▸ **Exercise directions**
Scan the data below for the string "company". Show every line where it turns up.

▸ **Information shown**
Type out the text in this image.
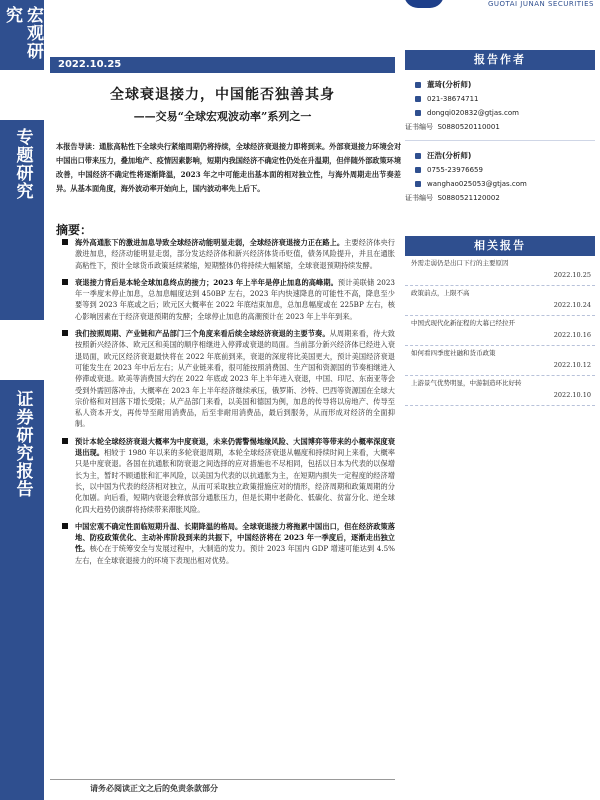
宏观研究
专题研究
证券研究报告
GUOTAI JUNAN SECURITIES
2022.10.25
全球衰退接力，中国能否独善其身
——交易“全球宏观波动率”系列之一
本报告导读：通胀高粘性下全球央行紧缩周期仍将持续，全球经济衰退接力即将到来。外部衰退接力环境会对中国出口带来压力，叠加地产、疫情因素影响，短期内我国经济不确定性仍处在升温期，但伴随外部政策环境改善，中国经济不确定性将逐渐降温，2023 年之中可能走出基本面的相对独立性，与海外周期走出节奏差异。从基本面角度，海外波动率开始向上，国内波动率先上后下。
摘要：
海外高通胀下的激进加息导致全球经济动能明显走弱，全球经济衰退接力正在路上。主要经济体央行激进加息，经济动能明显走弱，部分发达经济体和新兴经济体货币贬值，债务风险提升，并且在通胀高粘性下，预计全球货币政策延续紧缩，短期整体仍将持续大幅紧缩，全球衰退预期持续发酵。
衰退接力背后是本轮全球加息终点的接力；2023 年上半年是停止加息的高峰期。预计美联储 2023 年一季度末停止加息，总加息幅度达到 450BP 左右，2023 年内快速降息的可能性不高，降息至少要等到 2023 年底或之后；欧元区大概率在 2022 年底结束加息，总加息幅度或在 225BP 左右，核心影响因素在于经济衰退预期的发酵；全球停止加息的高潮预计在 2023 年上半年到来。
我们按照周期、产业链和产品部门三个角度来看后续全球经济衰退的主要节奏。从周期来看，待大致按照新兴经济体、欧元区和美国的顺序相继进入停滞或衰退的局面。当前部分新兴经济体已经进入衰退局面，欧元区经济衰退最快将在 2022 年底前到来，衰退的深度将比美国更大，预计美国经济衰退可能发生在 2023 年中后左右；从产业链来看，很可能按照消费国、生产国和资源国的节奏相继进入停滞或衰退。欧美等消费国大约在 2022 年底或 2023 年上半年进入衰退，中国、印尼、东南亚等会受到外需回落冲击，大概率在 2023 年上半年经济继续承压，俄罗斯、沙特、巴西等资源国在全球大宗价格和对回落下增长受限；从产品部门来看，以美国和德国为例，加息的传导将以房地产、传导至私人资本开支，再传导至耐用消费品，后至非耐用消费品，最后到服务，从而形成对经济的全面抑制。
预计本轮全球经济衰退大概率为中度衰退，未来仍需警惕地缘风险、大国博弈等带来的小概率深度衰退出现。相较于 1980 年以来的多轮衰退周期，本轮全球经济衰退从幅度和持续时间上来看，大概率只是中度衰退。各国在抗通胀和防衰退之间选择的应对措施也不尽相同，包括以日本为代表的以保增长为主，暂时不顾通胀和汇率风险，以美国为代表的以抗通胀为主，在短期内损失一定程度的经济增长，以中国为代表的经济相对独立，从而可采取独立政策措施应对的情形，经济周期和政策周期的分化加剧。向后看，短期内衰退会释放部分通胀压力，但是长期中老龄化、低碳化、贫富分化、逆全球化四大趋势仍演群将持续带来滞胀风险。
中国宏观不确定性面临短期升温、长期降温的格局。全球衰退接力将拖累中国出口，但在经济政策落地、防疫政策优化、主动补库阶段到来的共振下，中国经济将在 2023 年一季度后，逐渐走出独立性。核心在于统筹安全与发展过程中，大制造的发力。预计 2023 年国内 GDP 增速可能达到 4.5%左右，在全球衰退接力的环境下表现出相对优势。
请务必阅读正文之后的免责条款部分
报告作者
董琦(分析师)
021-38674711
dongqi020832@gtjas.com
证书编号 S0880520110001
汪浩(分析师)
0755-23976659
wanghao025053@gtjas.com
证书编号 S0880521120002
相关报告
外需走弱仍是出口下行的主要原因
2022.10.25
政策前点，上限不高
2022.10.24
中国式现代化新征程的大幕已经拉开
2022.10.16
如何看四季度社融和货币政策
2022.10.12
上游景气优势明显，中游制造环比好转
2022.10.10
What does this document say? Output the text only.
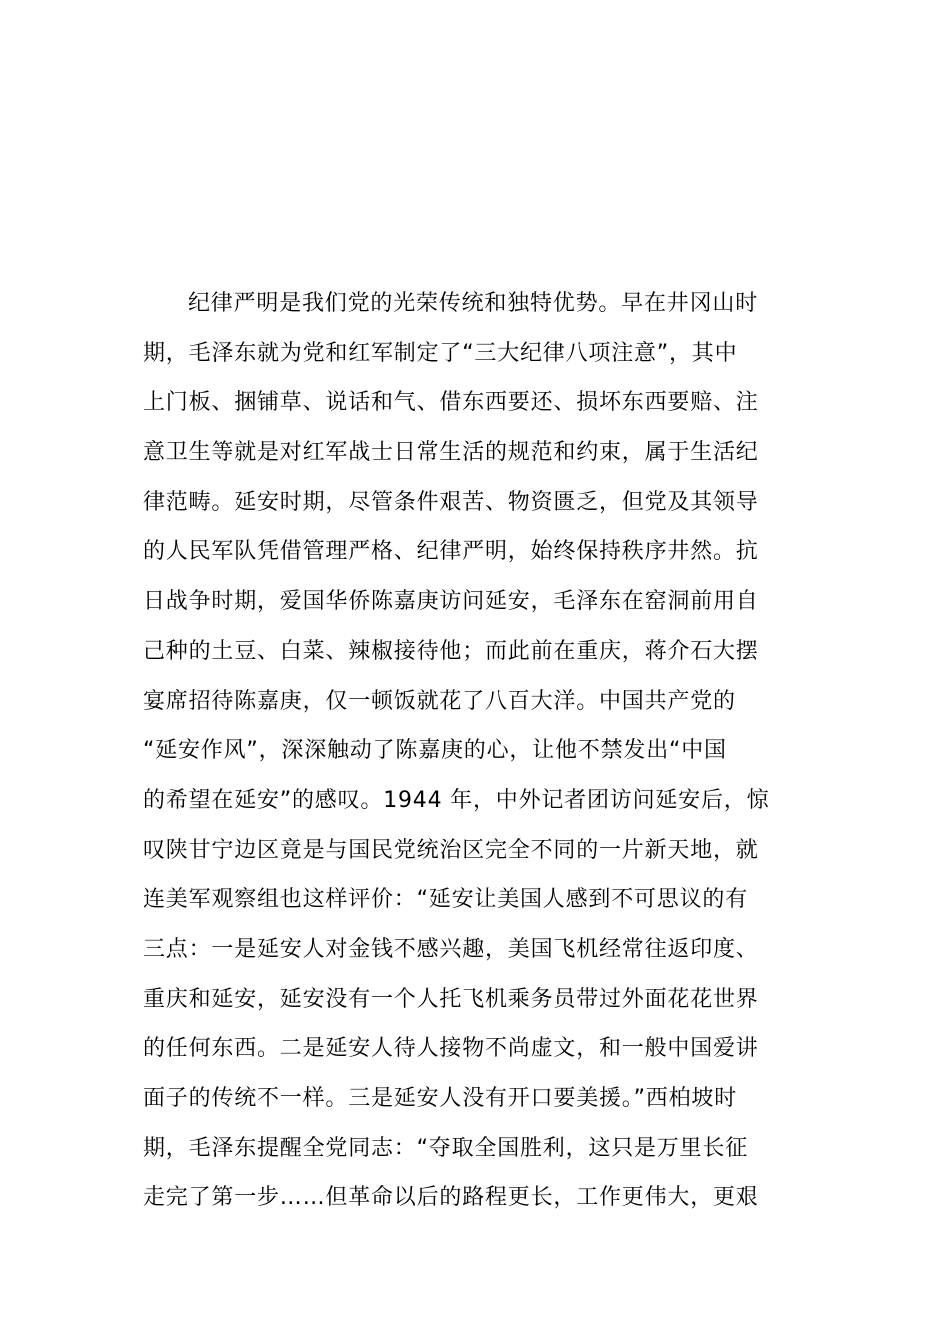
纪律严明是我们党的光荣传统和独特优势。早在井冈山时
期，毛泽东就为党和红军制定了“三大纪律八项注意”，其中
上门板、捆铺草、说话和气、借东西要还、损坏东西要赔、注
意卫生等就是对红军战士日常生活的规范和约束，属于生活纪
律范畴。延安时期，尽管条件艰苦、物资匮乏，但党及其领导
的人民军队凭借管理严格、纪律严明，始终保持秩序井然。抗
日战争时期，爱国华侨陈嘉庚访问延安，毛泽东在窑洞前用自
己种的土豆、白菜、辣椒接待他；而此前在重庆，蒋介石大摆
宴席招待陈嘉庚，仅一顿饭就花了八百大洋。中国共产党的
“延安作风”，深深触动了陈嘉庚的心，让他不禁发出“中国
的希望在延安”的感叹。1944 年，中外记者团访问延安后，惊
叹陕甘宁边区竟是与国民党统治区完全不同的一片新天地，就
连美军观察组也这样评价：“延安让美国人感到不可思议的有
三点：一是延安人对金钱不感兴趣，美国飞机经常往返印度、
重庆和延安，延安没有一个人托飞机乘务员带过外面花花世界
的任何东西。二是延安人待人接物不尚虚文，和一般中国爱讲
面子的传统不一样。三是延安人没有开口要美援。”西柏坡时
期，毛泽东提醒全党同志：“夺取全国胜利，这只是万里长征
走完了第一步……但革命以后的路程更长，工作更伟大，更艰
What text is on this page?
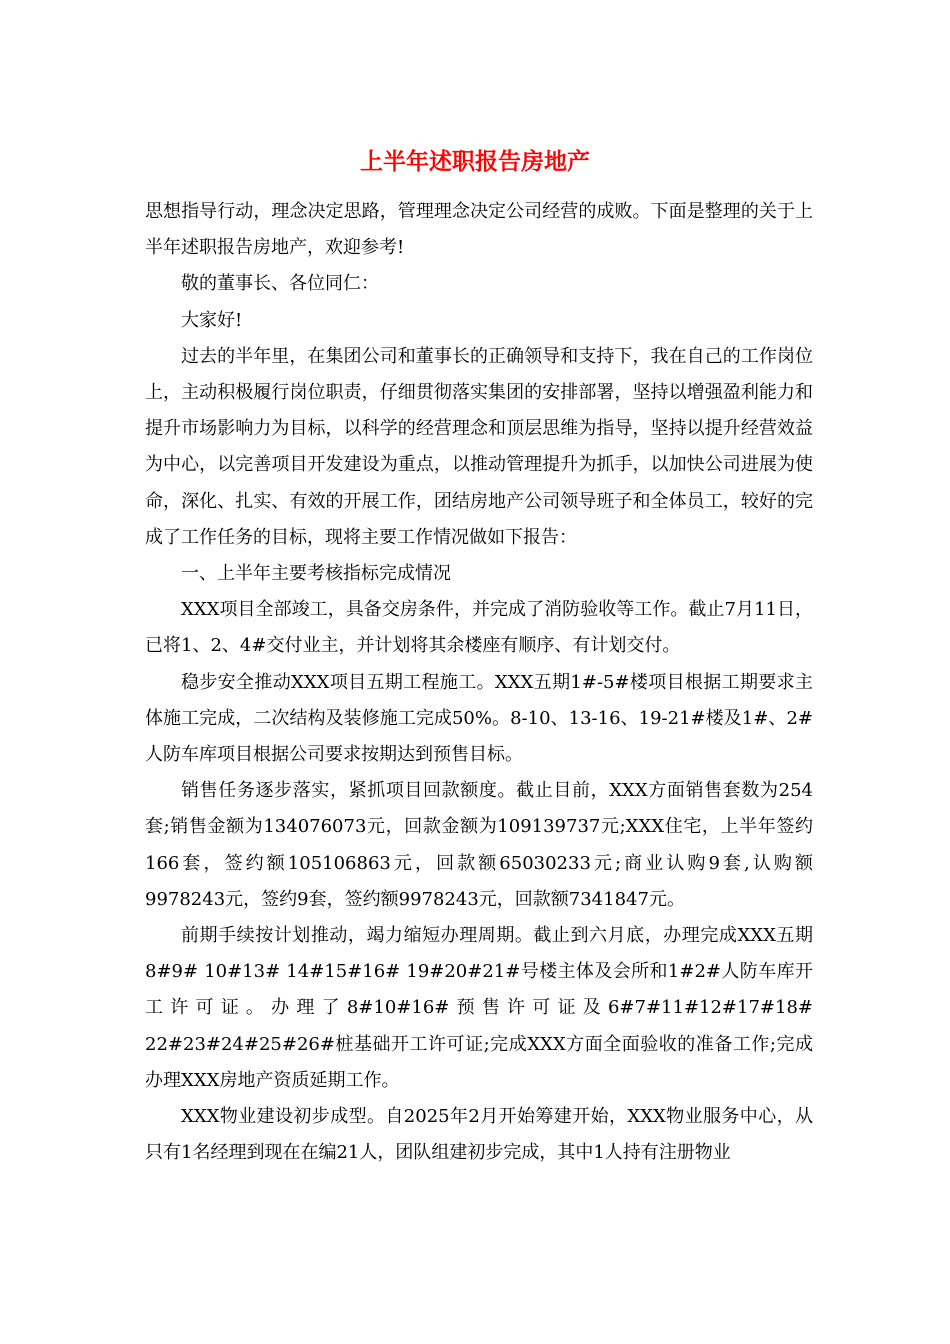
上半年述职报告房地产

思想指导行动，理念决定思路，管理理念决定公司经营的成败。下面是整理的关于上半年述职报告房地产，欢迎参考!

敬的董事长、各位同仁：

大家好!

过去的半年里，在集团公司和董事长的正确领导和支持下，我在自己的工作岗位上，主动积极履行岗位职责，仔细贯彻落实集团的安排部署，坚持以增强盈利能力和提升市场影响力为目标，以科学的经营理念和顶层思维为指导，坚持以提升经营效益为中心，以完善项目开发建设为重点，以推动管理提升为抓手，以加快公司进展为使命，深化、扎实、有效的开展工作，团结房地产公司领导班子和全体员工，较好的完成了工作任务的目标，现将主要工作情况做如下报告：

一、上半年主要考核指标完成情况

XXX项目全部竣工，具备交房条件，并完成了消防验收等工作。截止7月11日，已将1、2、4#交付业主，并计划将其余楼座有顺序、有计划交付。

稳步安全推动XXX项目五期工程施工。XXX五期1#-5#楼项目根据工期要求主体施工完成，二次结构及装修施工完成50%。8-10、13-16、19-21#楼及1#、2#人防车库项目根据公司要求按期达到预售目标。

销售任务逐步落实，紧抓项目回款额度。截止目前，XXX方面销售套数为254套;销售金额为134076073元，回款金额为109139737元;XXX住宅，上半年签约166套，签约额105106863元，回款额65030233元;商业认购9套,认购额9978243元，签约9套，签约额9978243元，回款额7341847元。

前期手续按计划推动，竭力缩短办理周期。截止到六月底，办理完成XXX五期8#9# 10#13# 14#15#16# 19#20#21#号楼主体及会所和1#2#人防车库开工许可证。办理了8#10#16#预售许可证及6#7#11#12#17#18# 22#23#24#25#26#桩基础开工许可证;完成XXX方面全面验收的准备工作;完成办理XXX房地产资质延期工作。

XXX物业建设初步成型。自2025年2月开始筹建开始，XXX物业服务中心，从只有1名经理到现在在编21人，团队组建初步完成，其中1人持有注册物业
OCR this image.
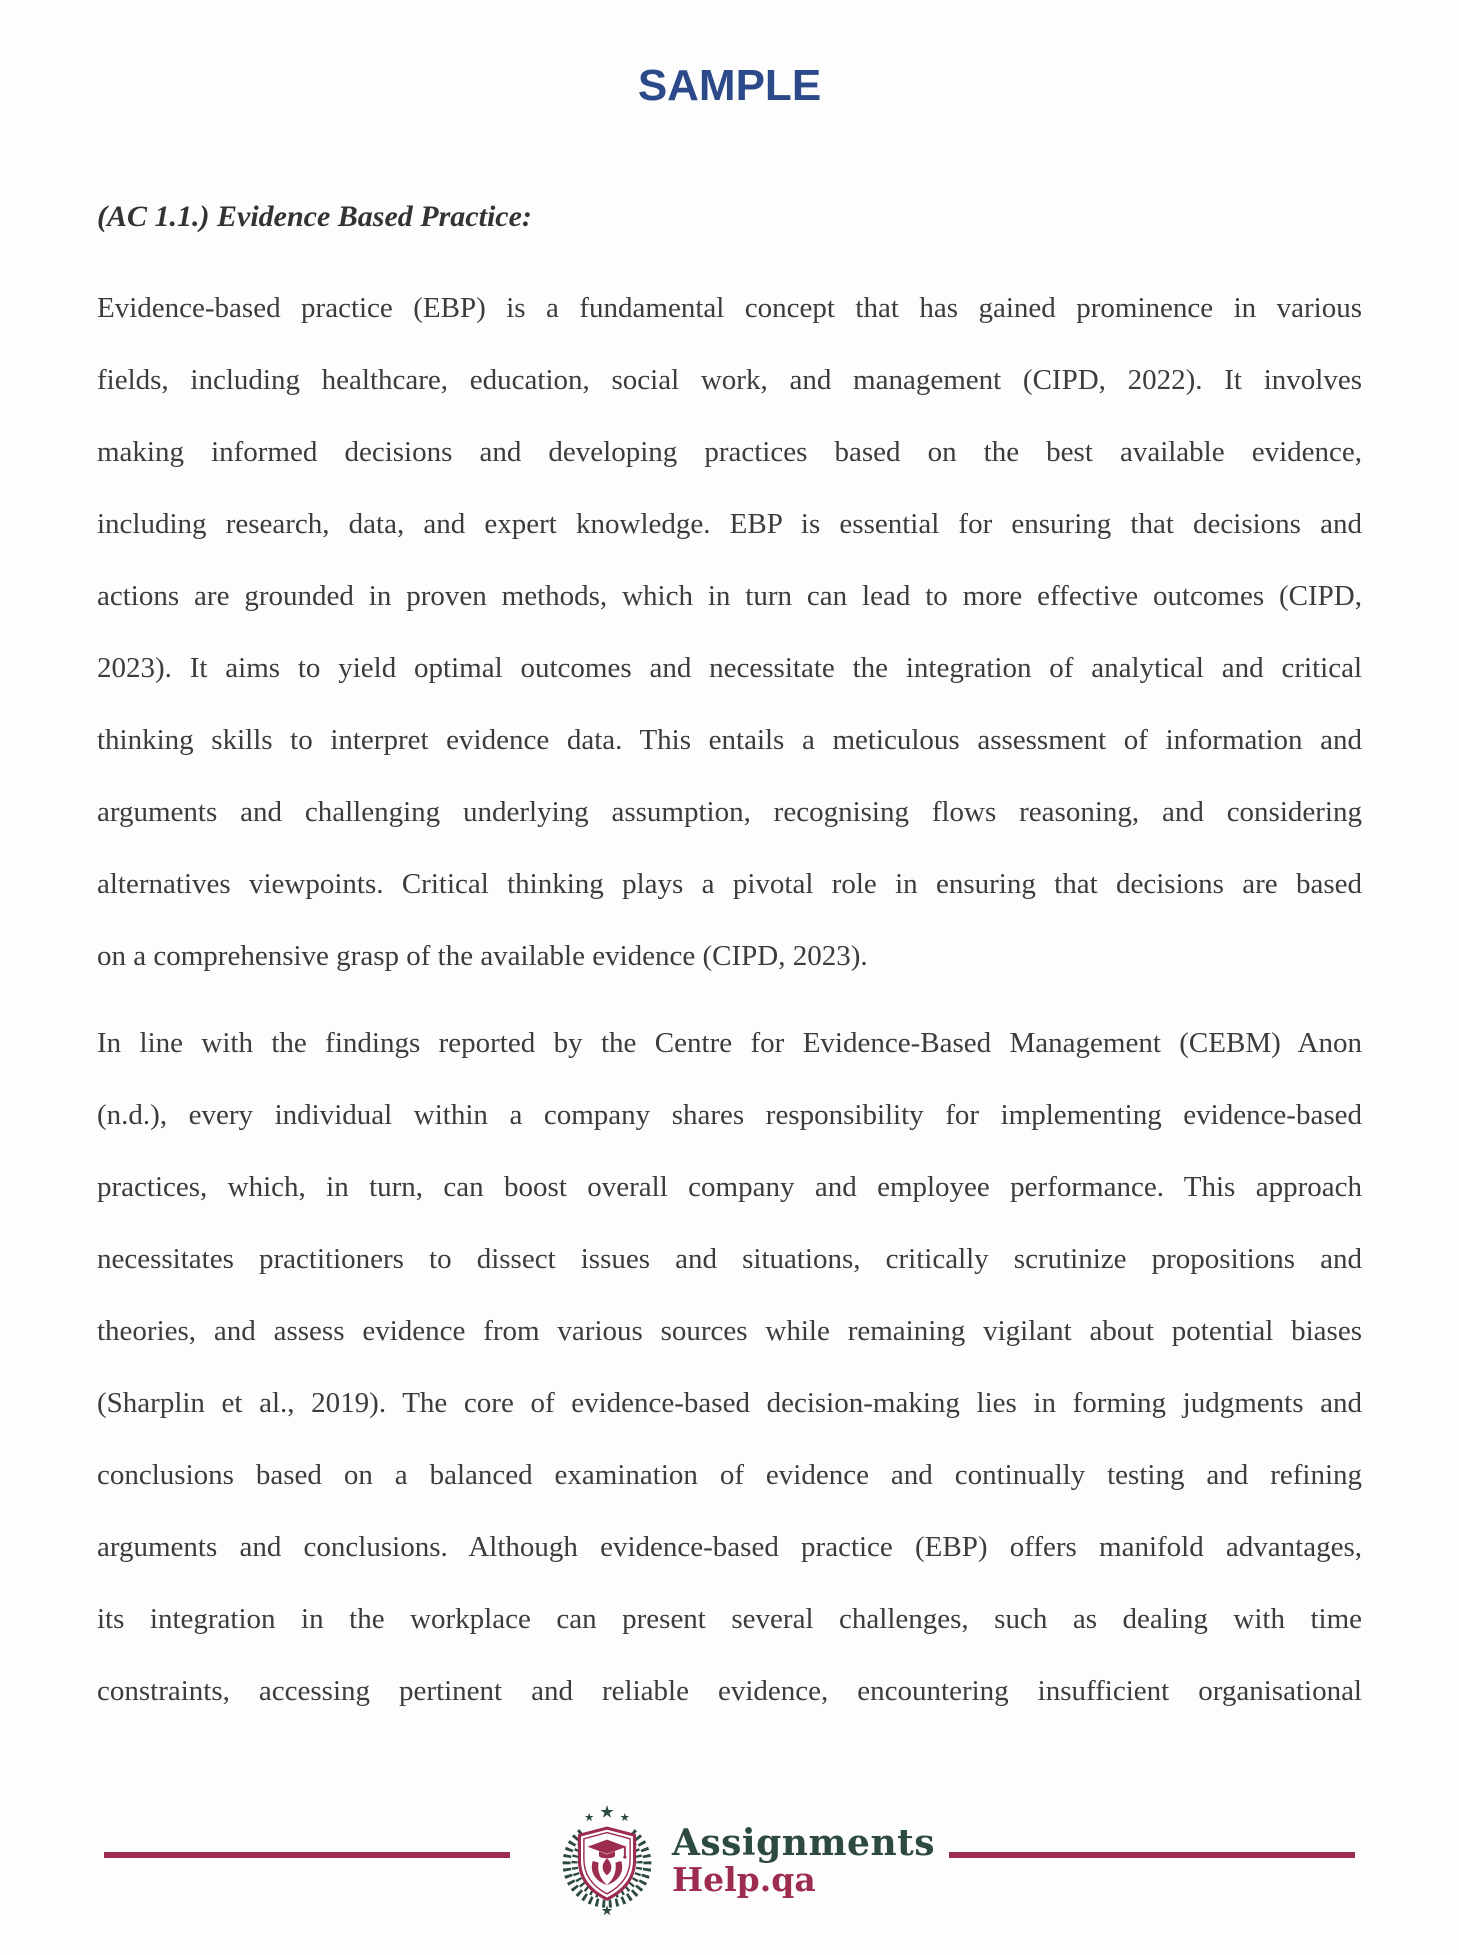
SAMPLE
(AC 1.1.) Evidence Based Practice:
Evidence-based practice (EBP) is a fundamental concept that has gained prominence in various
fields, including healthcare, education, social work, and management (CIPD, 2022). It involves
making informed decisions and developing practices based on the best available evidence,
including research, data, and expert knowledge. EBP is essential for ensuring that decisions and
actions are grounded in proven methods, which in turn can lead to more effective outcomes (CIPD,
2023). It aims to yield optimal outcomes and necessitate the integration of analytical and critical
thinking skills to interpret evidence data. This entails a meticulous assessment of information and
arguments and challenging underlying assumption, recognising flows reasoning, and considering
alternatives viewpoints. Critical thinking plays a pivotal role in ensuring that decisions are based
on a comprehensive grasp of the available evidence (CIPD, 2023).
In line with the findings reported by the Centre for Evidence-Based Management (CEBM) Anon
(n.d.), every individual within a company shares responsibility for implementing evidence-based
practices, which, in turn, can boost overall company and employee performance. This approach
necessitates practitioners to dissect issues and situations, critically scrutinize propositions and
theories, and assess evidence from various sources while remaining vigilant about potential biases
(Sharplin et al., 2019). The core of evidence-based decision-making lies in forming judgments and
conclusions based on a balanced examination of evidence and continually testing and refining
arguments and conclusions. Although evidence-based practice (EBP) offers manifold advantages,
its integration in the workplace can present several challenges, such as dealing with time
constraints, accessing pertinent and reliable evidence, encountering insufficient organisational
Assignments
Help.qa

▸ **Result**
(n.d.), every individual within a company shares responsibility for implementing evidence-based
practices, which, in turn, can boost overall company and employee performance. This approach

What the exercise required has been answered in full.